- Date: 13–19 March
- Edition: 4th (ATP) 3rd (ITF)
- Category: ATP Challenger Tour ITF Women's Circuit
- Prize money: $75,000+H (ATP) $60,000 (ITF)
- Surface: Hard
- Location: Shenzhen, China

Champions

Men's singles
- Yūichi Sugita

Women's singles
- Ekaterina Alexandrova

Men's doubles
- Sanchai Ratiwatana / Sonchat Ratiwatana

Women's doubles
- Lyudmyla Kichenok / Nadiia Kichenok
- ← 2016 · Pingshan Open · 2018 →

= 2017 Pingshan Open =

The 2017 Pingshan Open was a professional tennis tournament played on outdoor hard courts. It was the fourth (ATP) and third (ITF) editions of the tournament and was part of the 2017 ATP Challenger Tour and the 2017 ITF Women's Circuit, offering $75,000+H (ATP) and $60,000 (ITF) in prize money. It was held in Shenzhen, China, from 13 to 19 March 2017.

==Men's singles main draw entrants==

=== Seeds ===

| Country | Player | Rank^{1} | Seed |
|---|---|---|---|
| RUS | Evgeny Donskoy | 99 | 1 |
| JPN | Yūichi Sugita | 115 | 2 |
| ESP | Roberto Carballés Baena | 127 | 3 |
| KOR | Lee Duck-hee | 135 | 4 |
| ITA | Luca Vanni | 139 | 5 |
| SLO | Blaž Kavčič | 147 | 6 |
| GER | Maximilian Marterer | 152 | 7 |
| ITA | Thomas Fabbiano | 161 | 8 |

- ^{1} Rankings as of 6 March 2017.

→ YOUR INSTRUCTIONS: From the tournament article, output the text between "Women's doubles" and "19 March 2017.", inclusive. The material that comes after the tournament article was taken from a separate source.

→ Data extracted from a collection:
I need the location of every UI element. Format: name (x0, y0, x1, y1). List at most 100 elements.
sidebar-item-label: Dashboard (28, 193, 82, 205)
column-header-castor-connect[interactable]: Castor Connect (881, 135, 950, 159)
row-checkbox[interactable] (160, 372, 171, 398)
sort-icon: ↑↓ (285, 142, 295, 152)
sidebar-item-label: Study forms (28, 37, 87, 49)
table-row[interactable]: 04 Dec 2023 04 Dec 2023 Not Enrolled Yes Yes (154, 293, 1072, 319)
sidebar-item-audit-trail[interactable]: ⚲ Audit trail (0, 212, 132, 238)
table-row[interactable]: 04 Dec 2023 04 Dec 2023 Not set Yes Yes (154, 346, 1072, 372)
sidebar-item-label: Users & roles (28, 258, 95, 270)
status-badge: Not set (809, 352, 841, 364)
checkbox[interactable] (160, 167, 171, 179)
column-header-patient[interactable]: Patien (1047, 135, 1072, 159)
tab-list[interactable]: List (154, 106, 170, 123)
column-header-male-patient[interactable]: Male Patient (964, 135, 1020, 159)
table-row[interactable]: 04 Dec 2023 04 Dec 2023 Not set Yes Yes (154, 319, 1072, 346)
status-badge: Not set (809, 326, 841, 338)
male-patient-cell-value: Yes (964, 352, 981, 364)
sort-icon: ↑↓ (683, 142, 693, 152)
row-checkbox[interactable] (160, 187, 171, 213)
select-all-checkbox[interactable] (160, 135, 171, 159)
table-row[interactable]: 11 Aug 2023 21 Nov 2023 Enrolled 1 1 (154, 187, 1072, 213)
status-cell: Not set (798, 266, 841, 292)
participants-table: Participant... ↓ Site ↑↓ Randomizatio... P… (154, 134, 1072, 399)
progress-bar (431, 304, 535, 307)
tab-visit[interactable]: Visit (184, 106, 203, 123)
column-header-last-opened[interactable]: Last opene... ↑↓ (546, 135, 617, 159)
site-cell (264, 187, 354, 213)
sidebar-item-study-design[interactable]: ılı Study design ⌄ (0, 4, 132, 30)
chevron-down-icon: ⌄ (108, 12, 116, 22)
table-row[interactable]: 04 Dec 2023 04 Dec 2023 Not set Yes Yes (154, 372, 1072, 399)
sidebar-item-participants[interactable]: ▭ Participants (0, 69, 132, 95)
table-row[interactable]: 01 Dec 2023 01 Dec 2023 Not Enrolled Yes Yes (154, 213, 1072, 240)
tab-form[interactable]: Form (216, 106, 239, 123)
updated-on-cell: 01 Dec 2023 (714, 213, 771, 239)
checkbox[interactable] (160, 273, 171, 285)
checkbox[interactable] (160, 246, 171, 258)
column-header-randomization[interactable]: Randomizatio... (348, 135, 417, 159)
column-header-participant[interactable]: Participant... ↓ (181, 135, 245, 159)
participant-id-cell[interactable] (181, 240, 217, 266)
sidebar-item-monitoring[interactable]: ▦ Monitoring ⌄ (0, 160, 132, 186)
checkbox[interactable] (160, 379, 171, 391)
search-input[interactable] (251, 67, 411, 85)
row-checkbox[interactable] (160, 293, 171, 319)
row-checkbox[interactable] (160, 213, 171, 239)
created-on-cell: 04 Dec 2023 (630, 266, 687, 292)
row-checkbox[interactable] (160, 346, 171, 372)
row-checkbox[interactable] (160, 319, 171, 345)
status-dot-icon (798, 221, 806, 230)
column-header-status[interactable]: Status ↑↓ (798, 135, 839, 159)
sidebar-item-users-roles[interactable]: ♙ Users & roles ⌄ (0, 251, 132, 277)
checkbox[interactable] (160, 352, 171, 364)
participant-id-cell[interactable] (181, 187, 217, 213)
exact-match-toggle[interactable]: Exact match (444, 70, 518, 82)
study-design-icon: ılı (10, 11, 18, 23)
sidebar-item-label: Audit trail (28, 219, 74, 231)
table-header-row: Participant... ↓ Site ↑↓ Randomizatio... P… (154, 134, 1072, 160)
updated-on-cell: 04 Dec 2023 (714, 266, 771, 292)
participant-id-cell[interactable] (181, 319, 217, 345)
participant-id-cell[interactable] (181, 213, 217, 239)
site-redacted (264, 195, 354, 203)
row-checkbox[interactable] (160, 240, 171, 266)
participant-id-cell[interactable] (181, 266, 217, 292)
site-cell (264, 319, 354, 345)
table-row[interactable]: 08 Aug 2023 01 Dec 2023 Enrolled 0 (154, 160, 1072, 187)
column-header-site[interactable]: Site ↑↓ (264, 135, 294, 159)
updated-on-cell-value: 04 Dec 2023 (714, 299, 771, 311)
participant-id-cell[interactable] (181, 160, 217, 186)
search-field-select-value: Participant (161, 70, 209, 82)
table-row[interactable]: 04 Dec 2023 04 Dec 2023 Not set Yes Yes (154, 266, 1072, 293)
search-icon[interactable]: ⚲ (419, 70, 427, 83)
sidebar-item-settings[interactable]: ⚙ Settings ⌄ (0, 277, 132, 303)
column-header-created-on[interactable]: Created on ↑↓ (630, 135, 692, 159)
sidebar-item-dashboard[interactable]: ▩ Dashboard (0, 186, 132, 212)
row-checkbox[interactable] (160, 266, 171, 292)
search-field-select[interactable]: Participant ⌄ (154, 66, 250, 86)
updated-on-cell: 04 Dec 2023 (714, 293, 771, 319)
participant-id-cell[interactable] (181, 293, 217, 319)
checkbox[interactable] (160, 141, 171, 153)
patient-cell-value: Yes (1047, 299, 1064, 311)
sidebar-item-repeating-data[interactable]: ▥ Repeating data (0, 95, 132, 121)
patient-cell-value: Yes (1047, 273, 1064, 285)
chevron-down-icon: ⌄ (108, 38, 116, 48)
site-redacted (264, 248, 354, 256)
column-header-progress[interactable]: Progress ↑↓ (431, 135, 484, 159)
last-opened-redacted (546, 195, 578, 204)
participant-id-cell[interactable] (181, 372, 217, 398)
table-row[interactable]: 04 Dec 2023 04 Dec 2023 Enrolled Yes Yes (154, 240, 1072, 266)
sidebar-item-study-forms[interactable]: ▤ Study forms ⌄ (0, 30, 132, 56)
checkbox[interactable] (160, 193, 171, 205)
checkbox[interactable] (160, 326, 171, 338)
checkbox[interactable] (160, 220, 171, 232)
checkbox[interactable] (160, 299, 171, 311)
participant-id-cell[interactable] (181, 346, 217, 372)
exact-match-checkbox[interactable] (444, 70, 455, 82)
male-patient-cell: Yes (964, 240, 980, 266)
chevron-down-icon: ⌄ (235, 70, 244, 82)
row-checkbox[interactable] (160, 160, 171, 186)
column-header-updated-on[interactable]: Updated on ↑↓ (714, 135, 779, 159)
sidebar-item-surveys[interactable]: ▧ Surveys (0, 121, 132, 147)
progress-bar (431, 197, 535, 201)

→ ANSWER TO THE EXERCISE:
Women's doubles
- Lyudmyla Kichenok / Nadiia Kichenok
- ← 2016 · Pingshan Open · 2018 →

= 2017 Pingshan Open =

The 2017 Pingshan Open was a professional tennis tournament played on outdoor hard courts. It was the fourth (ATP) and third (ITF) editions of the tournament and was part of the 2017 ATP Challenger Tour and the 2017 ITF Women's Circuit, offering $75,000+H (ATP) and $60,000 (ITF) in prize money. It was held in Shenzhen, China, from 13 to 19 March 2017.